[Data items]
☆ ☆ ☆
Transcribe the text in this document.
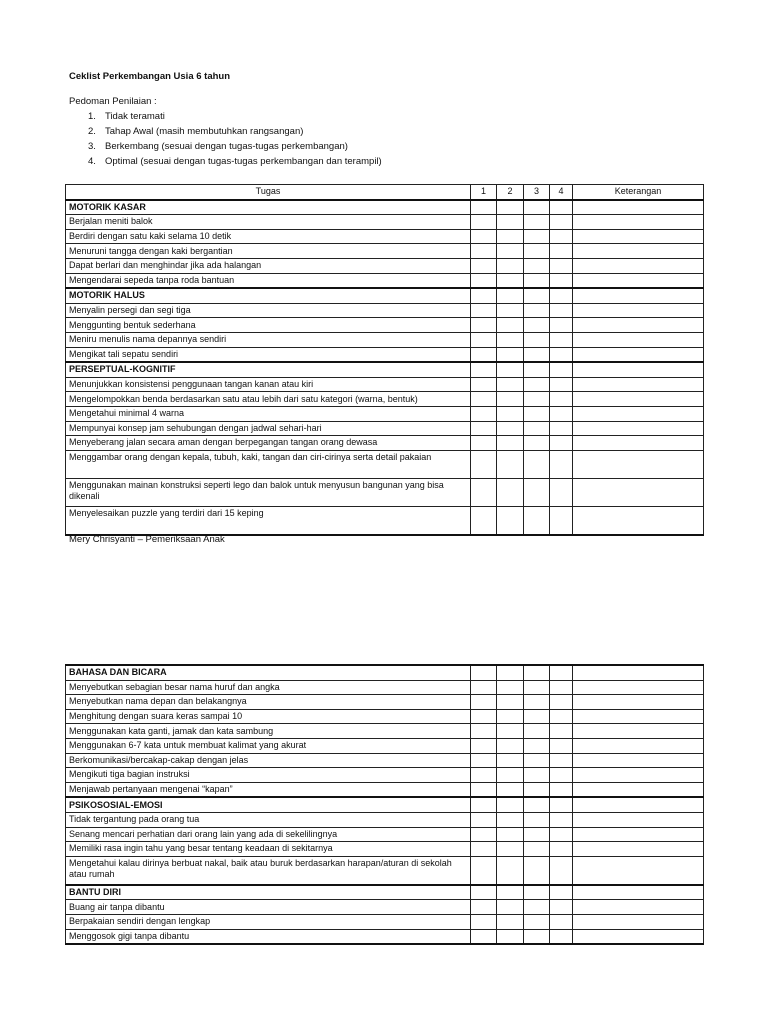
Ceklist Perkembangan Usia 6 tahun
Pedoman Penilaian :
1. Tidak teramati
2. Tahap Awal (masih membutuhkan rangsangan)
3. Berkembang (sesuai dengan tugas-tugas perkembangan)
4. Optimal (sesuai dengan tugas-tugas perkembangan dan terampil)
Tugas	1	2	3	4	Keterangan
MOTORIK KASAR					
Berjalan meniti balok					
Berdiri dengan satu kaki selama 10 detik					
Menuruni tangga dengan kaki bergantian					
Dapat berlari dan menghindar jika ada halangan					
Mengendarai sepeda tanpa roda bantuan					
MOTORIK HALUS					
Menyalin persegi dan segi tiga					
Menggunting bentuk sederhana					
Meniru menulis nama depannya sendiri					
Mengikat tali sepatu sendiri					
PERSEPTUAL-KOGNITIF					
Menunjukkan konsistensi penggunaan tangan kanan atau kiri					
Mengelompokkan benda berdasarkan satu atau lebih dari satu kategori (warna, bentuk)					
Mengetahui minimal 4 warna					
Mempunyai konsep jam sehubungan dengan jadwal sehari-hari					
Menyeberang jalan secara aman dengan berpegangan tangan orang dewasa					
Menggambar orang dengan kepala, tubuh, kaki, tangan dan ciri-cirinya serta detail pakaian					
Menggunakan mainan konstruksi seperti lego dan balok untuk menyusun bangunan yang bisa dikenali					
Menyelesaikan puzzle yang terdiri dari 15 keping					
Mery Chrisyanti – Pemeriksaan Anak
BAHASA DAN BICARA					
Menyebutkan sebagian besar nama huruf dan angka					
Menyebutkan nama depan dan belakangnya					
Menghitung dengan suara keras sampai 10					
Menggunakan kata ganti, jamak dan kata sambung					
Menggunakan 6-7 kata untuk membuat kalimat yang akurat					
Berkomunikasi/bercakap-cakap dengan jelas					
Mengikuti tiga bagian instruksi					
Menjawab pertanyaan mengenai “kapan”					
PSIKOSOSIAL-EMOSI					
Tidak tergantung pada orang tua					
Senang mencari perhatian dari orang lain yang ada di sekelilingnya					
Memiliki rasa ingin tahu yang besar tentang keadaan di sekitarnya					
Mengetahui kalau dirinya berbuat nakal, baik atau buruk berdasarkan harapan/aturan di sekolah atau rumah					
BANTU DIRI					
Buang air tanpa dibantu					
Berpakaian sendiri dengan lengkap					
Menggosok gigi tanpa dibantu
☆ ☆ ☆
To do
Using the records above, retype everything exactly except the pictures.

Reply
Transcribe the text in this document.
Ceklist Perkembangan Usia 6 tahun
Pedoman Penilaian :
1. Tidak teramati
2. Tahap Awal (masih membutuhkan rangsangan)
3. Berkembang (sesuai dengan tugas-tugas perkembangan)
4. Optimal (sesuai dengan tugas-tugas perkembangan dan terampil)
Tugas	1	2	3	4	Keterangan
MOTORIK KASAR					
Berjalan meniti balok					
Berdiri dengan satu kaki selama 10 detik					
Menuruni tangga dengan kaki bergantian					
Dapat berlari dan menghindar jika ada halangan					
Mengendarai sepeda tanpa roda bantuan					
MOTORIK HALUS					
Menyalin persegi dan segi tiga					
Menggunting bentuk sederhana					
Meniru menulis nama depannya sendiri					
Mengikat tali sepatu sendiri					
PERSEPTUAL-KOGNITIF					
Menunjukkan konsistensi penggunaan tangan kanan atau kiri					
Mengelompokkan benda berdasarkan satu atau lebih dari satu kategori (warna, bentuk)					
Mengetahui minimal 4 warna					
Mempunyai konsep jam sehubungan dengan jadwal sehari-hari					
Menyeberang jalan secara aman dengan berpegangan tangan orang dewasa					
Menggambar orang dengan kepala, tubuh, kaki, tangan dan ciri-cirinya serta detail pakaian					
Menggunakan mainan konstruksi seperti lego dan balok untuk menyusun bangunan yang bisa dikenali					
Menyelesaikan puzzle yang terdiri dari 15 keping					
Mery Chrisyanti – Pemeriksaan Anak
BAHASA DAN BICARA					
Menyebutkan sebagian besar nama huruf dan angka					
Menyebutkan nama depan dan belakangnya					
Menghitung dengan suara keras sampai 10					
Menggunakan kata ganti, jamak dan kata sambung					
Menggunakan 6-7 kata untuk membuat kalimat yang akurat					
Berkomunikasi/bercakap-cakap dengan jelas					
Mengikuti tiga bagian instruksi					
Menjawab pertanyaan mengenai “kapan”					
PSIKOSOSIAL-EMOSI					
Tidak tergantung pada orang tua					
Senang mencari perhatian dari orang lain yang ada di sekelilingnya					
Memiliki rasa ingin tahu yang besar tentang keadaan di sekitarnya					
Mengetahui kalau dirinya berbuat nakal, baik atau buruk berdasarkan harapan/aturan di sekolah atau rumah					
BANTU DIRI					
Buang air tanpa dibantu					
Berpakaian sendiri dengan lengkap					
Menggosok gigi tanpa dibantu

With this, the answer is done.